*PROBLEM TO WORK ON*. Of the lines in the listing below, how many hold "concluir"? Answer with the number only.

*GIVEN DATA*.
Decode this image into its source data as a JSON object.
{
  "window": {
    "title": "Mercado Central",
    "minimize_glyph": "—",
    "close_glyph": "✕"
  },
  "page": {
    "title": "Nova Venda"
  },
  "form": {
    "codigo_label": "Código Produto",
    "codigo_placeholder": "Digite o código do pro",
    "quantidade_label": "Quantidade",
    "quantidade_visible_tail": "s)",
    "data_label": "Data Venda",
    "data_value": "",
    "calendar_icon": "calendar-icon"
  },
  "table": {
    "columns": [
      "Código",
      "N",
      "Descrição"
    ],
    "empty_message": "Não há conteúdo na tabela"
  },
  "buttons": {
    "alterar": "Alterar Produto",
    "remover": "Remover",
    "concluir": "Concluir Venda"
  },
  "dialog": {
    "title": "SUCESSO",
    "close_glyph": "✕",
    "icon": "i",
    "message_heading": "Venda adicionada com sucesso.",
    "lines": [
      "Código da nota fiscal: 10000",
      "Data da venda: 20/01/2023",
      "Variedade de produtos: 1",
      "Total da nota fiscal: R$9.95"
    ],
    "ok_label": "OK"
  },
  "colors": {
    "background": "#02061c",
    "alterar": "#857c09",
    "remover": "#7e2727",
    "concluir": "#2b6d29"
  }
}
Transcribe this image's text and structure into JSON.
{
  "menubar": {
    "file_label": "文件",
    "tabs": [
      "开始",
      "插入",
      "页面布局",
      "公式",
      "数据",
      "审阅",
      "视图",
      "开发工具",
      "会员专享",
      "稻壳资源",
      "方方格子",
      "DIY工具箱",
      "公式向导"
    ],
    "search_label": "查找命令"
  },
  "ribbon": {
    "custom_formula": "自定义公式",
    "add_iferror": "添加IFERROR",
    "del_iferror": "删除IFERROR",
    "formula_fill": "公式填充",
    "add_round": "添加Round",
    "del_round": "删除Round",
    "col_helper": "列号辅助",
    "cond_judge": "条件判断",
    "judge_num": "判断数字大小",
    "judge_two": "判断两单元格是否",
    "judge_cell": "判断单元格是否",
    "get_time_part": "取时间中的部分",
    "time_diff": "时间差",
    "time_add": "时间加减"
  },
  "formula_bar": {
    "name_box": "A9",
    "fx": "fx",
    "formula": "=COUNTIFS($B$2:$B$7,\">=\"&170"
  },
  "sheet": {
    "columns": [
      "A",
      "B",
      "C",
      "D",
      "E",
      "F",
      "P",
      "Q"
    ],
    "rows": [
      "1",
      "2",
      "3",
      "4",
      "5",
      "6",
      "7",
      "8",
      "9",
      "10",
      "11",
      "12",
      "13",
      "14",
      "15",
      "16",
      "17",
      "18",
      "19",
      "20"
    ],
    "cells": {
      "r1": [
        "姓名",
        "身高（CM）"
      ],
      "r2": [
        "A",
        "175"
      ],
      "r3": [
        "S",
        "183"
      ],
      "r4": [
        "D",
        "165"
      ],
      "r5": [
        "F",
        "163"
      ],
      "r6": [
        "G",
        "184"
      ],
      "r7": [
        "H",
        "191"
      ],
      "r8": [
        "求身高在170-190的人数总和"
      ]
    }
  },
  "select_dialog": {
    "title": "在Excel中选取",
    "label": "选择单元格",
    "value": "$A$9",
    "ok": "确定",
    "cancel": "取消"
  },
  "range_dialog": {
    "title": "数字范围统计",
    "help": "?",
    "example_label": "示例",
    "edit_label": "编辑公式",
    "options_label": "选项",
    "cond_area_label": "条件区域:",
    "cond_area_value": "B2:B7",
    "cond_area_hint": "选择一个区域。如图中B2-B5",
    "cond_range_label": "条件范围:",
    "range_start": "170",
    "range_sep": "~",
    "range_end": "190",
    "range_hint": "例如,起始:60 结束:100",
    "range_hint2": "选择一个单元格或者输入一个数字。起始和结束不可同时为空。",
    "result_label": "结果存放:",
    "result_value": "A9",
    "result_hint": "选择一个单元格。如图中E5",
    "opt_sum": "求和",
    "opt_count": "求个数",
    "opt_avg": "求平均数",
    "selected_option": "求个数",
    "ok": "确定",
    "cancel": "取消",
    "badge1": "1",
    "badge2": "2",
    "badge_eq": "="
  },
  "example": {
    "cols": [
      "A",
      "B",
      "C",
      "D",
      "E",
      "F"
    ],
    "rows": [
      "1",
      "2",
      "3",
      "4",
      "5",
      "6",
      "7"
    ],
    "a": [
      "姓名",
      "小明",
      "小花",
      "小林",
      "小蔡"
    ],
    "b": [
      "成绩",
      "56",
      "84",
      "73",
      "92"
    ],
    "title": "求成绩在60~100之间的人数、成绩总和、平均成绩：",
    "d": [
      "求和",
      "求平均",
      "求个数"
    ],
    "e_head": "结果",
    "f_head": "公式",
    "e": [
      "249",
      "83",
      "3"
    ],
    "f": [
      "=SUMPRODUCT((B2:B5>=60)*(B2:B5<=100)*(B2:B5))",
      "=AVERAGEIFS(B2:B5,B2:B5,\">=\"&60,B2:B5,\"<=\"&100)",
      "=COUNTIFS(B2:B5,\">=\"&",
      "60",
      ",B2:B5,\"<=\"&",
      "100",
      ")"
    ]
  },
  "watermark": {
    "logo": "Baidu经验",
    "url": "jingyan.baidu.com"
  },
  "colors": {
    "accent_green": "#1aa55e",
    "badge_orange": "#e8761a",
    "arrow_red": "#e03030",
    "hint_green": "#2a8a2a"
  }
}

*EXERCISE ANSWER*. 2